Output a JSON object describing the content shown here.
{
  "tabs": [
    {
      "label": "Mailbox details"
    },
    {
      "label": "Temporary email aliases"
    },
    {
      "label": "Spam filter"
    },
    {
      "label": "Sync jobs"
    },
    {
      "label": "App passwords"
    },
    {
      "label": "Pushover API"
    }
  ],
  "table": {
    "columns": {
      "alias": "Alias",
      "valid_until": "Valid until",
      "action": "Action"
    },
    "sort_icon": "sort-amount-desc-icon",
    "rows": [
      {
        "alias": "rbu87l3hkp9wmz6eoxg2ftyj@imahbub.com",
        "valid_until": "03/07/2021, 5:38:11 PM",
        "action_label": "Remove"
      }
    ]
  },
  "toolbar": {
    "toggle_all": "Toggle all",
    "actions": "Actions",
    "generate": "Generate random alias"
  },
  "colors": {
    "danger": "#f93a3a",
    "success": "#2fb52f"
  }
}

**What you need to do:** From the records above, extract each line exactly as shown.

**Result:**
Output a JSON object describing the content shown here.
{
  "tabs": [
    {
      "label": "Mailbox details"
    },
    {
      "label": "Temporary email aliases"
    },
    {
      "label": "Spam filter"
    },
    {
      "label": "Sync jobs"
    },
    {
      "label": "App passwords"
    },
    {
      "label": "Pushover API"
    }
  ],
  "table": {
    "columns": {
      "alias": "Alias",
      "valid_until": "Valid until",
      "action": "Action"
    },
    "sort_icon": "sort-amount-desc-icon",
    "rows": [
      {
        "alias": "rbu87l3hkp9wmz6eoxg2ftyj@imahbub.com",
        "valid_until": "03/07/2021, 5:38:11 PM",
        "action_label": "Remove"
      }
    ]
  },
  "toolbar": {
    "toggle_all": "Toggle all",
    "actions": "Actions",
    "generate": "Generate random alias"
  },
  "colors": {
    "danger": "#f93a3a",
    "success": "#2fb52f"
  }
}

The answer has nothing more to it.